▶ _Task description_: Copy each line of the data below with the word "пророка".
*** Data for this exercise
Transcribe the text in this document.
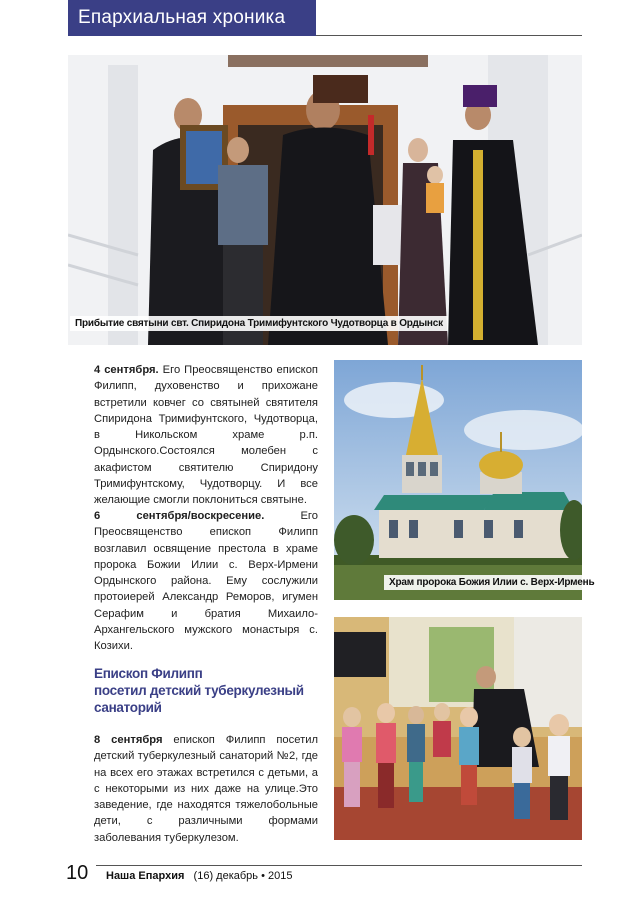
Епархиальная хроника
Прибытие святыни свт. Спиридона Тримифунтского Чудотворца в Ордынск

4 сентября. Его Преосвященство епископ Филипп, духовенство и прихожане встретили ковчег со святыней святителя Спиридона Тримифунтского, Чудотворца, в Никольском храме р.п. Ордынского.Состоялся молебен с акафистом святителю Спиридону Тримифунтскому, Чудотворцу. И все желающие смогли поклониться святыне.

6 сентября/воскресение. Его Преосвященство епископ Филипп возглавил освящение престола в храме пророка Божии Илии с. Верх-Ирмени Ордынского района. Ему сослужили протоиерей Александр Реморов, игумен Серафим и братия Михаило-Архангельского мужского монастыря с. Козихи.

Храм пророка Божия Илии с. Верх-Ирмень
Епископ Филипп
посетил детский туберкулезный
санаторий

8 сентября епископ Филипп посетил детский туберкулезный санаторий №2, где на всех его этажах встретился с детьми, а с некоторыми из них даже на улице.Это заведение, где находятся тяжелобольные дети, с различными формами заболевания туберкулезом.

10 Наша Епархия (16) декабрь • 2015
******
▶ _Answer to this task_:
6 сентября/воскресение. Его Преосвященство епископ Филипп возглавил освящение престола в храме пророка Божии Илии с. Верх-Ирмени Ордынского района. Ему сослужили протоиерей Александр Реморов, игумен Серафим и братия Михаило-Архангельского мужского монастыря с. Козихи.
Храм пророка Божия Илии с. Верх-Ирмень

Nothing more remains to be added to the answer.